• _WHAT IS REQUIRED_: Set down the material below in full, matching it exactly.

• _RECORDED DATA_:
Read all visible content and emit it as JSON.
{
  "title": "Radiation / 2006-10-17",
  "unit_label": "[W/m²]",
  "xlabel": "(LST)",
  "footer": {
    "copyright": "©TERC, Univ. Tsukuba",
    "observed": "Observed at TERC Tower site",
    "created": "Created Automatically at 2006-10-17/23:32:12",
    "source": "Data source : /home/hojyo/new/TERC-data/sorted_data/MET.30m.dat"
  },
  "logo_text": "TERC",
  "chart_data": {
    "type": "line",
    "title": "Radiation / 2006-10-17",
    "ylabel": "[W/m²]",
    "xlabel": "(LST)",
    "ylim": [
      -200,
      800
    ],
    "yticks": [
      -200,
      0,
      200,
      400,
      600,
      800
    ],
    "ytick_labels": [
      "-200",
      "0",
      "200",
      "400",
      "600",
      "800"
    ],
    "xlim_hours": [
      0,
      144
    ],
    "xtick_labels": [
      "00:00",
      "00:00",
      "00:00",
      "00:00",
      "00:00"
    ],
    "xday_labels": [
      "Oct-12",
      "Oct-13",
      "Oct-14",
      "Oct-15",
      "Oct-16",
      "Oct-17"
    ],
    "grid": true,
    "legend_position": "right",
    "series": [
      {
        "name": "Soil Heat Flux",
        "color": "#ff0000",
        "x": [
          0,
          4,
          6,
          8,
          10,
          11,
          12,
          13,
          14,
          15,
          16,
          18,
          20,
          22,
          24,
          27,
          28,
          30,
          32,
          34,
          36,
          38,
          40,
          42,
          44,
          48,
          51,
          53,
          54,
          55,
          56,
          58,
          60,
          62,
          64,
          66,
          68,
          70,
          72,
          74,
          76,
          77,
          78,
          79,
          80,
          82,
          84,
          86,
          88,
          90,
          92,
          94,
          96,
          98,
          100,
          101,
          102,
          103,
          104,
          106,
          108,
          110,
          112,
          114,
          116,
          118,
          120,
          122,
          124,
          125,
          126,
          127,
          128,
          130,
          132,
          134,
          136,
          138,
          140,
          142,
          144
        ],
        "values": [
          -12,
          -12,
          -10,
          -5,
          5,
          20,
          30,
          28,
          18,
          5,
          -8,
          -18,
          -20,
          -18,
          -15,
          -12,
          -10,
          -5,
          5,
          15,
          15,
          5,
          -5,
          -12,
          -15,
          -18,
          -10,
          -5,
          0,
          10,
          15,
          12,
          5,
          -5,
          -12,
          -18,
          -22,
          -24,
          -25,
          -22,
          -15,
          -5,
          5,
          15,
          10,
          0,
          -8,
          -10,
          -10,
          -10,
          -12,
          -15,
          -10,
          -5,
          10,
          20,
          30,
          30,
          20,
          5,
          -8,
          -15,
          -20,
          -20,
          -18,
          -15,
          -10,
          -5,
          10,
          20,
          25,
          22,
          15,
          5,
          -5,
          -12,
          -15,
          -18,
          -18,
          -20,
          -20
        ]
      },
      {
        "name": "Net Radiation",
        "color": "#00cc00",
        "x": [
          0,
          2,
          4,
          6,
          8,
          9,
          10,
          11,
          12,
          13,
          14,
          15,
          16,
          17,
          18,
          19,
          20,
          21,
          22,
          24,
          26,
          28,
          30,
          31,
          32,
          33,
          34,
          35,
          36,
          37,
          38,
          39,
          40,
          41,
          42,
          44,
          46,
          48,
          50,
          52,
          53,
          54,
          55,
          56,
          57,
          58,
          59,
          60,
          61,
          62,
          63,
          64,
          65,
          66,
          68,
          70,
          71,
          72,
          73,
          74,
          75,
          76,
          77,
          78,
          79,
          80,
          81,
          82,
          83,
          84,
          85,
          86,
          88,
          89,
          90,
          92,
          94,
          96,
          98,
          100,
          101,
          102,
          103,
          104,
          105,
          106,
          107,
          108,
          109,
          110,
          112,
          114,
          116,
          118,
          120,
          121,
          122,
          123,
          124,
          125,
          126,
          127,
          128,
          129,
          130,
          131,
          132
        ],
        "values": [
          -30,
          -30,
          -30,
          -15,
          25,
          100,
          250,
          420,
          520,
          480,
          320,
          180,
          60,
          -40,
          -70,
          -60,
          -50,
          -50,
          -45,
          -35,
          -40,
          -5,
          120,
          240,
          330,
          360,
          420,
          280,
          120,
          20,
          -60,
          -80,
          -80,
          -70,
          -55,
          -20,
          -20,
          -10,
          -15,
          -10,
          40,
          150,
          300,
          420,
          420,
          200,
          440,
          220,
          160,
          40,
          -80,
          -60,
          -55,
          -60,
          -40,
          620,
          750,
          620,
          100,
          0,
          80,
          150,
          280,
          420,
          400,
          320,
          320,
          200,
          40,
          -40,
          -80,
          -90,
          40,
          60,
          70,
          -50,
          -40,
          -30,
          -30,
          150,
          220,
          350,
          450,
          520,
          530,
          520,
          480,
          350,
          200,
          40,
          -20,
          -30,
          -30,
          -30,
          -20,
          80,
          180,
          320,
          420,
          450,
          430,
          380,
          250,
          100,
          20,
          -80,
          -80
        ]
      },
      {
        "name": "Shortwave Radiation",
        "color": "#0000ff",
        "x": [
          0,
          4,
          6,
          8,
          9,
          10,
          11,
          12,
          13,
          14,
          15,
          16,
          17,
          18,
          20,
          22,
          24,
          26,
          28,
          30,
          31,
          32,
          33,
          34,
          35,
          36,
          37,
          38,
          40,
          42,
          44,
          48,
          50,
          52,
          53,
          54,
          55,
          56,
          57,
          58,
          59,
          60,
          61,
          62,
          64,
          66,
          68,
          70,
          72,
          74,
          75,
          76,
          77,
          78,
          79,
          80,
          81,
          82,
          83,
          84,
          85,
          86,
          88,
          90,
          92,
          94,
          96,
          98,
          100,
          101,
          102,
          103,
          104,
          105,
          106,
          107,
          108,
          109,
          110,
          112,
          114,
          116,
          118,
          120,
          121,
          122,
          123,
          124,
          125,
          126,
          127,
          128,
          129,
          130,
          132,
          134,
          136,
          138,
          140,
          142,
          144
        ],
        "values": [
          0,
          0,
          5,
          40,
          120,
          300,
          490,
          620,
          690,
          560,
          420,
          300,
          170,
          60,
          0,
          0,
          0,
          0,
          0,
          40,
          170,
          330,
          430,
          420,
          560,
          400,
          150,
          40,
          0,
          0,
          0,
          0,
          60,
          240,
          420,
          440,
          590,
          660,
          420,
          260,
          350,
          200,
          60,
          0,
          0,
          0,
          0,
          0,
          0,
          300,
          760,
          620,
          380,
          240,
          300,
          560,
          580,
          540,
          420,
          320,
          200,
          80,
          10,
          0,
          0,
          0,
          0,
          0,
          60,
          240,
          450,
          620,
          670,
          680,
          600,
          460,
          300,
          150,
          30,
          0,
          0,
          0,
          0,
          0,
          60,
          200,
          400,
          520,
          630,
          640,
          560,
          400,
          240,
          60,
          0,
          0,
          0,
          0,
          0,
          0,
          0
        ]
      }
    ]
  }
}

• _REPLY_:
Read all visible content and emit it as JSON.
{
  "title": "Radiation / 2006-10-17",
  "unit_label": "[W/m²]",
  "xlabel": "(LST)",
  "footer": {
    "copyright": "©TERC, Univ. Tsukuba",
    "observed": "Observed at TERC Tower site",
    "created": "Created Automatically at 2006-10-17/23:32:12",
    "source": "Data source : /home/hojyo/new/TERC-data/sorted_data/MET.30m.dat"
  },
  "logo_text": "TERC",
  "chart_data": {
    "type": "line",
    "title": "Radiation / 2006-10-17",
    "ylabel": "[W/m²]",
    "xlabel": "(LST)",
    "ylim": [
      -200,
      800
    ],
    "yticks": [
      -200,
      0,
      200,
      400,
      600,
      800
    ],
    "ytick_labels": [
      "-200",
      "0",
      "200",
      "400",
      "600",
      "800"
    ],
    "xlim_hours": [
      0,
      144
    ],
    "xtick_labels": [
      "00:00",
      "00:00",
      "00:00",
      "00:00",
      "00:00"
    ],
    "xday_labels": [
      "Oct-12",
      "Oct-13",
      "Oct-14",
      "Oct-15",
      "Oct-16",
      "Oct-17"
    ],
    "grid": true,
    "legend_position": "right",
    "series": [
      {
        "name": "Soil Heat Flux",
        "color": "#ff0000",
        "x": [
          0,
          4,
          6,
          8,
          10,
          11,
          12,
          13,
          14,
          15,
          16,
          18,
          20,
          22,
          24,
          27,
          28,
          30,
          32,
          34,
          36,
          38,
          40,
          42,
          44,
          48,
          51,
          53,
          54,
          55,
          56,
          58,
          60,
          62,
          64,
          66,
          68,
          70,
          72,
          74,
          76,
          77,
          78,
          79,
          80,
          82,
          84,
          86,
          88,
          90,
          92,
          94,
          96,
          98,
          100,
          101,
          102,
          103,
          104,
          106,
          108,
          110,
          112,
          114,
          116,
          118,
          120,
          122,
          124,
          125,
          126,
          127,
          128,
          130,
          132,
          134,
          136,
          138,
          140,
          142,
          144
        ],
        "values": [
          -12,
          -12,
          -10,
          -5,
          5,
          20,
          30,
          28,
          18,
          5,
          -8,
          -18,
          -20,
          -18,
          -15,
          -12,
          -10,
          -5,
          5,
          15,
          15,
          5,
          -5,
          -12,
          -15,
          -18,
          -10,
          -5,
          0,
          10,
          15,
          12,
          5,
          -5,
          -12,
          -18,
          -22,
          -24,
          -25,
          -22,
          -15,
          -5,
          5,
          15,
          10,
          0,
          -8,
          -10,
          -10,
          -10,
          -12,
          -15,
          -10,
          -5,
          10,
          20,
          30,
          30,
          20,
          5,
          -8,
          -15,
          -20,
          -20,
          -18,
          -15,
          -10,
          -5,
          10,
          20,
          25,
          22,
          15,
          5,
          -5,
          -12,
          -15,
          -18,
          -18,
          -20,
          -20
        ]
      },
      {
        "name": "Net Radiation",
        "color": "#00cc00",
        "x": [
          0,
          2,
          4,
          6,
          8,
          9,
          10,
          11,
          12,
          13,
          14,
          15,
          16,
          17,
          18,
          19,
          20,
          21,
          22,
          24,
          26,
          28,
          30,
          31,
          32,
          33,
          34,
          35,
          36,
          37,
          38,
          39,
          40,
          41,
          42,
          44,
          46,
          48,
          50,
          52,
          53,
          54,
          55,
          56,
          57,
          58,
          59,
          60,
          61,
          62,
          63,
          64,
          65,
          66,
          68,
          70,
          71,
          72,
          73,
          74,
          75,
          76,
          77,
          78,
          79,
          80,
          81,
          82,
          83,
          84,
          85,
          86,
          88,
          89,
          90,
          92,
          94,
          96,
          98,
          100,
          101,
          102,
          103,
          104,
          105,
          106,
          107,
          108,
          109,
          110,
          112,
          114,
          116,
          118,
          120,
          121,
          122,
          123,
          124,
          125,
          126,
          127,
          128,
          129,
          130,
          131,
          132
        ],
        "values": [
          -30,
          -30,
          -30,
          -15,
          25,
          100,
          250,
          420,
          520,
          480,
          320,
          180,
          60,
          -40,
          -70,
          -60,
          -50,
          -50,
          -45,
          -35,
          -40,
          -5,
          120,
          240,
          330,
          360,
          420,
          280,
          120,
          20,
          -60,
          -80,
          -80,
          -70,
          -55,
          -20,
          -20,
          -10,
          -15,
          -10,
          40,
          150,
          300,
          420,
          420,
          200,
          440,
          220,
          160,
          40,
          -80,
          -60,
          -55,
          -60,
          -40,
          620,
          750,
          620,
          100,
          0,
          80,
          150,
          280,
          420,
          400,
          320,
          320,
          200,
          40,
          -40,
          -80,
          -90,
          40,
          60,
          70,
          -50,
          -40,
          -30,
          -30,
          150,
          220,
          350,
          450,
          520,
          530,
          520,
          480,
          350,
          200,
          40,
          -20,
          -30,
          -30,
          -30,
          -20,
          80,
          180,
          320,
          420,
          450,
          430,
          380,
          250,
          100,
          20,
          -80,
          -80
        ]
      },
      {
        "name": "Shortwave Radiation",
        "color": "#0000ff",
        "x": [
          0,
          4,
          6,
          8,
          9,
          10,
          11,
          12,
          13,
          14,
          15,
          16,
          17,
          18,
          20,
          22,
          24,
          26,
          28,
          30,
          31,
          32,
          33,
          34,
          35,
          36,
          37,
          38,
          40,
          42,
          44,
          48,
          50,
          52,
          53,
          54,
          55,
          56,
          57,
          58,
          59,
          60,
          61,
          62,
          64,
          66,
          68,
          70,
          72,
          74,
          75,
          76,
          77,
          78,
          79,
          80,
          81,
          82,
          83,
          84,
          85,
          86,
          88,
          90,
          92,
          94,
          96,
          98,
          100,
          101,
          102,
          103,
          104,
          105,
          106,
          107,
          108,
          109,
          110,
          112,
          114,
          116,
          118,
          120,
          121,
          122,
          123,
          124,
          125,
          126,
          127,
          128,
          129,
          130,
          132,
          134,
          136,
          138,
          140,
          142,
          144
        ],
        "values": [
          0,
          0,
          5,
          40,
          120,
          300,
          490,
          620,
          690,
          560,
          420,
          300,
          170,
          60,
          0,
          0,
          0,
          0,
          0,
          40,
          170,
          330,
          430,
          420,
          560,
          400,
          150,
          40,
          0,
          0,
          0,
          0,
          60,
          240,
          420,
          440,
          590,
          660,
          420,
          260,
          350,
          200,
          60,
          0,
          0,
          0,
          0,
          0,
          0,
          300,
          760,
          620,
          380,
          240,
          300,
          560,
          580,
          540,
          420,
          320,
          200,
          80,
          10,
          0,
          0,
          0,
          0,
          0,
          60,
          240,
          450,
          620,
          670,
          680,
          600,
          460,
          300,
          150,
          30,
          0,
          0,
          0,
          0,
          0,
          60,
          200,
          400,
          520,
          630,
          640,
          560,
          400,
          240,
          60,
          0,
          0,
          0,
          0,
          0,
          0,
          0
        ]
      }
    ]
  }
}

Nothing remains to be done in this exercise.